▸ Work to be completed: Set down each line of the material that follows, exactly, with no pictures.

▸ Dataset:
** begin **
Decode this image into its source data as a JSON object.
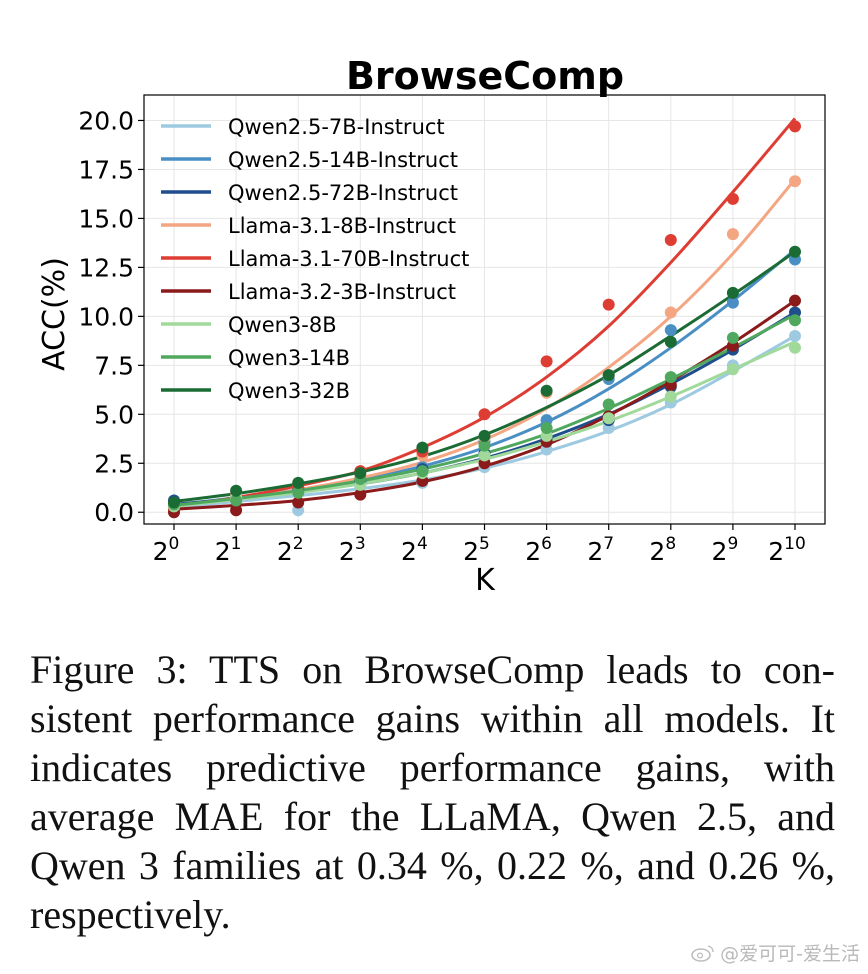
{
  "chart_data": {
    "type": "line",
    "title": "BrowseComp",
    "xlabel": "K",
    "ylabel": "ACC(%)",
    "x": [
      0,
      1,
      2,
      3,
      4,
      5,
      6,
      7,
      8,
      9,
      10
    ],
    "x_tick_labels": [
      {
        "base": "2",
        "exp": "0"
      },
      {
        "base": "2",
        "exp": "1"
      },
      {
        "base": "2",
        "exp": "2"
      },
      {
        "base": "2",
        "exp": "3"
      },
      {
        "base": "2",
        "exp": "4"
      },
      {
        "base": "2",
        "exp": "5"
      },
      {
        "base": "2",
        "exp": "6"
      },
      {
        "base": "2",
        "exp": "7"
      },
      {
        "base": "2",
        "exp": "8"
      },
      {
        "base": "2",
        "exp": "9"
      },
      {
        "base": "2",
        "exp": "10"
      }
    ],
    "x_scale": "log2",
    "y_ticks": [
      "0.0",
      "2.5",
      "5.0",
      "7.5",
      "10.0",
      "12.5",
      "15.0",
      "17.5",
      "20.0"
    ],
    "ylim": [
      -0.6,
      21.3
    ],
    "grid": true,
    "legend_position": "top-left",
    "series": [
      {
        "name": "Qwen2.5-7B-Instruct",
        "color": "#9ecae1",
        "points": [
          0.3,
          0.7,
          0.1,
          1.3,
          1.5,
          2.3,
          3.2,
          4.3,
          5.6,
          7.5,
          9.0
        ],
        "fit": [
          0.22,
          0.55,
          0.85,
          1.2,
          1.65,
          2.25,
          3.1,
          4.15,
          5.5,
          7.2,
          9.0
        ]
      },
      {
        "name": "Qwen2.5-14B-Instruct",
        "color": "#4a8fc4",
        "points": [
          0.5,
          0.8,
          1.1,
          1.5,
          2.3,
          3.6,
          4.7,
          6.8,
          9.3,
          10.7,
          12.9
        ],
        "fit": [
          0.35,
          0.75,
          1.15,
          1.65,
          2.35,
          3.3,
          4.6,
          6.3,
          8.4,
          10.8,
          13.4
        ]
      },
      {
        "name": "Qwen2.5-72B-Instruct",
        "color": "#1f4e8c",
        "points": [
          0.6,
          0.8,
          1.2,
          1.6,
          2.2,
          3.0,
          3.8,
          4.7,
          6.4,
          8.3,
          10.2
        ],
        "fit": [
          0.4,
          0.7,
          1.05,
          1.45,
          2.0,
          2.75,
          3.75,
          5.0,
          6.55,
          8.3,
          10.2
        ]
      },
      {
        "name": "Llama-3.1-8B-Instruct",
        "color": "#f4a582",
        "points": [
          0.1,
          0.7,
          1.3,
          1.9,
          2.9,
          3.8,
          6.1,
          7.0,
          10.2,
          14.2,
          16.9
        ],
        "fit": [
          0.3,
          0.7,
          1.15,
          1.75,
          2.55,
          3.7,
          5.3,
          7.4,
          10.0,
          13.2,
          17.0
        ]
      },
      {
        "name": "Llama-3.1-70B-Instruct",
        "color": "#de3d34",
        "points": [
          0.2,
          0.9,
          1.3,
          2.1,
          3.1,
          5.0,
          7.7,
          10.6,
          13.9,
          16.0,
          19.7
        ],
        "fit": [
          0.3,
          0.75,
          1.35,
          2.1,
          3.3,
          4.85,
          6.9,
          9.5,
          12.75,
          16.35,
          20.1
        ]
      },
      {
        "name": "Llama-3.2-3B-Instruct",
        "color": "#8b1a1a",
        "points": [
          0.0,
          0.1,
          0.5,
          0.9,
          1.6,
          2.5,
          3.6,
          4.9,
          6.5,
          8.5,
          10.8
        ],
        "fit": [
          0.15,
          0.35,
          0.6,
          1.0,
          1.55,
          2.35,
          3.45,
          4.95,
          6.7,
          8.65,
          10.8
        ]
      },
      {
        "name": "Qwen3-8B",
        "color": "#a1d99b",
        "points": [
          0.3,
          0.8,
          1.0,
          1.4,
          2.0,
          2.9,
          3.9,
          4.8,
          5.9,
          7.3,
          8.4
        ],
        "fit": [
          0.3,
          0.65,
          1.0,
          1.45,
          2.0,
          2.7,
          3.6,
          4.65,
          5.9,
          7.3,
          8.7
        ]
      },
      {
        "name": "Qwen3-14B",
        "color": "#4fa85e",
        "points": [
          0.4,
          0.6,
          1.0,
          1.7,
          2.1,
          3.4,
          4.3,
          5.5,
          6.9,
          8.9,
          9.8
        ],
        "fit": [
          0.35,
          0.7,
          1.1,
          1.6,
          2.2,
          3.0,
          4.0,
          5.3,
          6.8,
          8.4,
          10.1
        ]
      },
      {
        "name": "Qwen3-32B",
        "color": "#1b6b34",
        "points": [
          0.5,
          1.1,
          1.5,
          2.0,
          3.3,
          3.9,
          6.2,
          7.0,
          8.7,
          11.2,
          13.3
        ],
        "fit": [
          0.55,
          0.95,
          1.45,
          2.05,
          2.85,
          3.95,
          5.35,
          7.0,
          9.0,
          11.1,
          13.3
        ]
      }
    ]
  },
  "caption": {
    "line1": "Figure 3: TTS on BrowseComp leads to con-",
    "line2": "sistent performance gains within all models.",
    "line3": "It indicates predictive performance gains,",
    "line4": "with average MAE for the LLaMA, Qwen",
    "line5": "2.5, and Qwen 3 families at 0.34 %, 0.22 %,",
    "line6": "and 0.26 %, respectively."
  },
  "watermark": {
    "text": "@爱可可-爱生活"
  }
}
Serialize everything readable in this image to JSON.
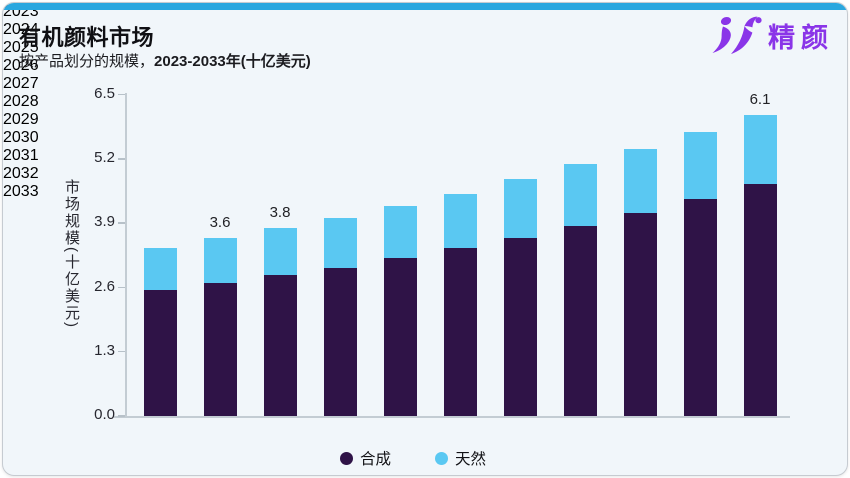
{
  "header": {
    "title": "有机颜料市场",
    "subtitle_prefix": "按产品划分的规模，",
    "subtitle_bold": "2023-2033年(十亿美元)",
    "logo_text": "精颜"
  },
  "colors": {
    "accent_top_bar": "#2AA7DF",
    "logo_purple": "#8A35E8",
    "synthetic_purple": "#2F1347",
    "natural_blue": "#5AC8F2",
    "card_background": "#F1F6FA",
    "axis_line": "#c3ccd3"
  },
  "chart_data": {
    "type": "bar",
    "stacked": true,
    "title": "有机颜料市场",
    "subtitle": "按产品划分的规模，2023-2033年(十亿美元)",
    "xlabel": "",
    "ylabel": "市场规模(十亿美元)",
    "categories": [
      "2023",
      "2024",
      "2025",
      "2026",
      "2027",
      "2028",
      "2029",
      "2030",
      "2031",
      "2032",
      "2033"
    ],
    "series": [
      {
        "name": "合成",
        "color": "#2F1347",
        "values": [
          2.55,
          2.7,
          2.85,
          3.0,
          3.2,
          3.4,
          3.6,
          3.85,
          4.1,
          4.4,
          4.7
        ]
      },
      {
        "name": "天然",
        "color": "#5AC8F2",
        "values": [
          0.85,
          0.9,
          0.95,
          1.0,
          1.05,
          1.1,
          1.2,
          1.25,
          1.3,
          1.35,
          1.4
        ]
      }
    ],
    "totals": [
      3.4,
      3.6,
      3.8,
      4.0,
      4.25,
      4.5,
      4.8,
      5.1,
      5.4,
      5.75,
      6.1
    ],
    "bar_labels": [
      "",
      "3.6",
      "3.8",
      "",
      "",
      "",
      "",
      "",
      "",
      "",
      "6.1"
    ],
    "yticks": [
      "0.0",
      "1.3",
      "2.6",
      "3.9",
      "5.2",
      "6.5"
    ],
    "ylim": [
      0,
      6.5
    ],
    "grid": false,
    "legend_position": "bottom"
  }
}
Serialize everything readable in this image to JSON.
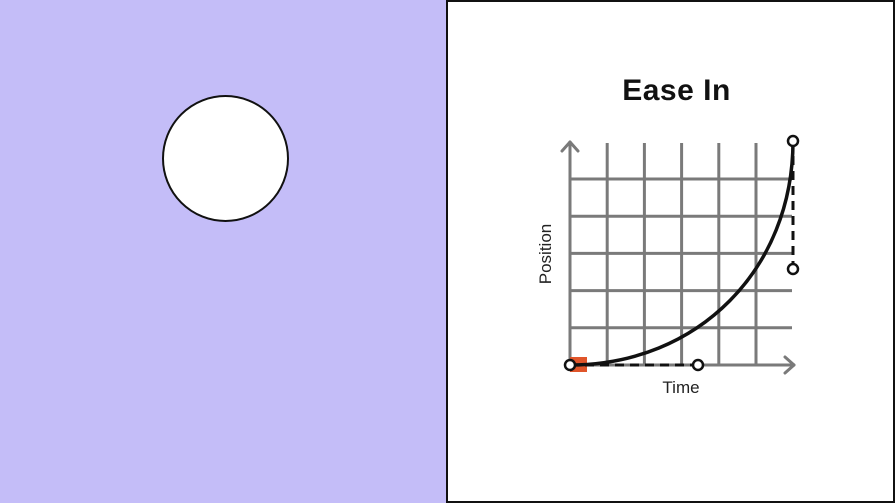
{
  "title": "Ease In",
  "graph": {
    "x_label": "Time",
    "y_label": "Position",
    "curve": "ease-in",
    "colors": {
      "stage": "#c4bdf8",
      "marker": "#e0552a",
      "grid": "#7a7a7a",
      "curve": "#111111"
    }
  }
}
** end **
▸ Result below:
Decode this image into its source data as a JSON object.
{
  "chart_data": {
    "type": "line",
    "title": "BrowseComp",
    "xlabel": "K",
    "ylabel": "ACC(%)",
    "x": [
      0,
      1,
      2,
      3,
      4,
      5,
      6,
      7,
      8,
      9,
      10
    ],
    "x_tick_labels": [
      {
        "base": "2",
        "exp": "0"
      },
      {
        "base": "2",
        "exp": "1"
      },
      {
        "base": "2",
        "exp": "2"
      },
      {
        "base": "2",
        "exp": "3"
      },
      {
        "base": "2",
        "exp": "4"
      },
      {
        "base": "2",
        "exp": "5"
      },
      {
        "base": "2",
        "exp": "6"
      },
      {
        "base": "2",
        "exp": "7"
      },
      {
        "base": "2",
        "exp": "8"
      },
      {
        "base": "2",
        "exp": "9"
      },
      {
        "base": "2",
        "exp": "10"
      }
    ],
    "x_scale": "log2",
    "y_ticks": [
      "0.0",
      "2.5",
      "5.0",
      "7.5",
      "10.0",
      "12.5",
      "15.0",
      "17.5",
      "20.0"
    ],
    "ylim": [
      -0.6,
      21.3
    ],
    "grid": true,
    "legend_position": "top-left",
    "series": [
      {
        "name": "Qwen2.5-7B-Instruct",
        "color": "#9ecae1",
        "points": [
          0.3,
          0.7,
          0.1,
          1.3,
          1.5,
          2.3,
          3.2,
          4.3,
          5.6,
          7.5,
          9.0
        ],
        "fit": [
          0.22,
          0.55,
          0.85,
          1.2,
          1.65,
          2.25,
          3.1,
          4.15,
          5.5,
          7.2,
          9.0
        ]
      },
      {
        "name": "Qwen2.5-14B-Instruct",
        "color": "#4a8fc4",
        "points": [
          0.5,
          0.8,
          1.1,
          1.5,
          2.3,
          3.6,
          4.7,
          6.8,
          9.3,
          10.7,
          12.9
        ],
        "fit": [
          0.35,
          0.75,
          1.15,
          1.65,
          2.35,
          3.3,
          4.6,
          6.3,
          8.4,
          10.8,
          13.4
        ]
      },
      {
        "name": "Qwen2.5-72B-Instruct",
        "color": "#1f4e8c",
        "points": [
          0.6,
          0.8,
          1.2,
          1.6,
          2.2,
          3.0,
          3.8,
          4.7,
          6.4,
          8.3,
          10.2
        ],
        "fit": [
          0.4,
          0.7,
          1.05,
          1.45,
          2.0,
          2.75,
          3.75,
          5.0,
          6.55,
          8.3,
          10.2
        ]
      },
      {
        "name": "Llama-3.1-8B-Instruct",
        "color": "#f4a582",
        "points": [
          0.1,
          0.7,
          1.3,
          1.9,
          2.9,
          3.8,
          6.1,
          7.0,
          10.2,
          14.2,
          16.9
        ],
        "fit": [
          0.3,
          0.7,
          1.15,
          1.75,
          2.55,
          3.7,
          5.3,
          7.4,
          10.0,
          13.2,
          17.0
        ]
      },
      {
        "name": "Llama-3.1-70B-Instruct",
        "color": "#de3d34",
        "points": [
          0.2,
          0.9,
          1.3,
          2.1,
          3.1,
          5.0,
          7.7,
          10.6,
          13.9,
          16.0,
          19.7
        ],
        "fit": [
          0.3,
          0.75,
          1.35,
          2.1,
          3.3,
          4.85,
          6.9,
          9.5,
          12.75,
          16.35,
          20.1
        ]
      },
      {
        "name": "Llama-3.2-3B-Instruct",
        "color": "#8b1a1a",
        "points": [
          0.0,
          0.1,
          0.5,
          0.9,
          1.6,
          2.5,
          3.6,
          4.9,
          6.5,
          8.5,
          10.8
        ],
        "fit": [
          0.15,
          0.35,
          0.6,
          1.0,
          1.55,
          2.35,
          3.45,
          4.95,
          6.7,
          8.65,
          10.8
        ]
      },
      {
        "name": "Qwen3-8B",
        "color": "#a1d99b",
        "points": [
          0.3,
          0.8,
          1.0,
          1.4,
          2.0,
          2.9,
          3.9,
          4.8,
          5.9,
          7.3,
          8.4
        ],
        "fit": [
          0.3,
          0.65,
          1.0,
          1.45,
          2.0,
          2.7,
          3.6,
          4.65,
          5.9,
          7.3,
          8.7
        ]
      },
      {
        "name": "Qwen3-14B",
        "color": "#4fa85e",
        "points": [
          0.4,
          0.6,
          1.0,
          1.7,
          2.1,
          3.4,
          4.3,
          5.5,
          6.9,
          8.9,
          9.8
        ],
        "fit": [
          0.35,
          0.7,
          1.1,
          1.6,
          2.2,
          3.0,
          4.0,
          5.3,
          6.8,
          8.4,
          10.1
        ]
      },
      {
        "name": "Qwen3-32B",
        "color": "#1b6b34",
        "points": [
          0.5,
          1.1,
          1.5,
          2.0,
          3.3,
          3.9,
          6.2,
          7.0,
          8.7,
          11.2,
          13.3
        ],
        "fit": [
          0.55,
          0.95,
          1.45,
          2.05,
          2.85,
          3.95,
          5.35,
          7.0,
          9.0,
          11.1,
          13.3
        ]
      }
    ]
  },
  "caption": {
    "line1": "Figure 3: TTS on BrowseComp leads to con-",
    "line2": "sistent performance gains within all models.",
    "line3": "It indicates predictive performance gains,",
    "line4": "with average MAE for the LLaMA, Qwen",
    "line5": "2.5, and Qwen 3 families at 0.34 %, 0.22 %,",
    "line6": "and 0.26 %, respectively."
  },
  "watermark": {
    "text": "@爱可可-爱生活"
  }
}
Serialize everything readable in this image to JSON.
{
  "header": {
    "title": "有机颜料市场",
    "subtitle_prefix": "按产品划分的规模，",
    "subtitle_bold": "2023-2033年(十亿美元)",
    "logo_text": "精颜"
  },
  "colors": {
    "accent_top_bar": "#2AA7DF",
    "logo_purple": "#8A35E8",
    "synthetic_purple": "#2F1347",
    "natural_blue": "#5AC8F2",
    "card_background": "#F1F6FA",
    "axis_line": "#c3ccd3"
  },
  "chart_data": {
    "type": "bar",
    "stacked": true,
    "title": "有机颜料市场",
    "subtitle": "按产品划分的规模，2023-2033年(十亿美元)",
    "xlabel": "",
    "ylabel": "市场规模(十亿美元)",
    "categories": [
      "2023",
      "2024",
      "2025",
      "2026",
      "2027",
      "2028",
      "2029",
      "2030",
      "2031",
      "2032",
      "2033"
    ],
    "series": [
      {
        "name": "合成",
        "color": "#2F1347",
        "values": [
          2.55,
          2.7,
          2.85,
          3.0,
          3.2,
          3.4,
          3.6,
          3.85,
          4.1,
          4.4,
          4.7
        ]
      },
      {
        "name": "天然",
        "color": "#5AC8F2",
        "values": [
          0.85,
          0.9,
          0.95,
          1.0,
          1.05,
          1.1,
          1.2,
          1.25,
          1.3,
          1.35,
          1.4
        ]
      }
    ],
    "totals": [
      3.4,
      3.6,
      3.8,
      4.0,
      4.25,
      4.5,
      4.8,
      5.1,
      5.4,
      5.75,
      6.1
    ],
    "bar_labels": [
      "",
      "3.6",
      "3.8",
      "",
      "",
      "",
      "",
      "",
      "",
      "",
      "6.1"
    ],
    "yticks": [
      "0.0",
      "1.3",
      "2.6",
      "3.9",
      "5.2",
      "6.5"
    ],
    "ylim": [
      0,
      6.5
    ],
    "grid": false,
    "legend_position": "bottom"
  }
}
Serialize everything readable in this image to JSON.
{
  "title": "Ease In",
  "graph": {
    "x_label": "Time",
    "y_label": "Position",
    "curve": "ease-in",
    "colors": {
      "stage": "#c4bdf8",
      "marker": "#e0552a",
      "grid": "#7a7a7a",
      "curve": "#111111"
    }
  }
}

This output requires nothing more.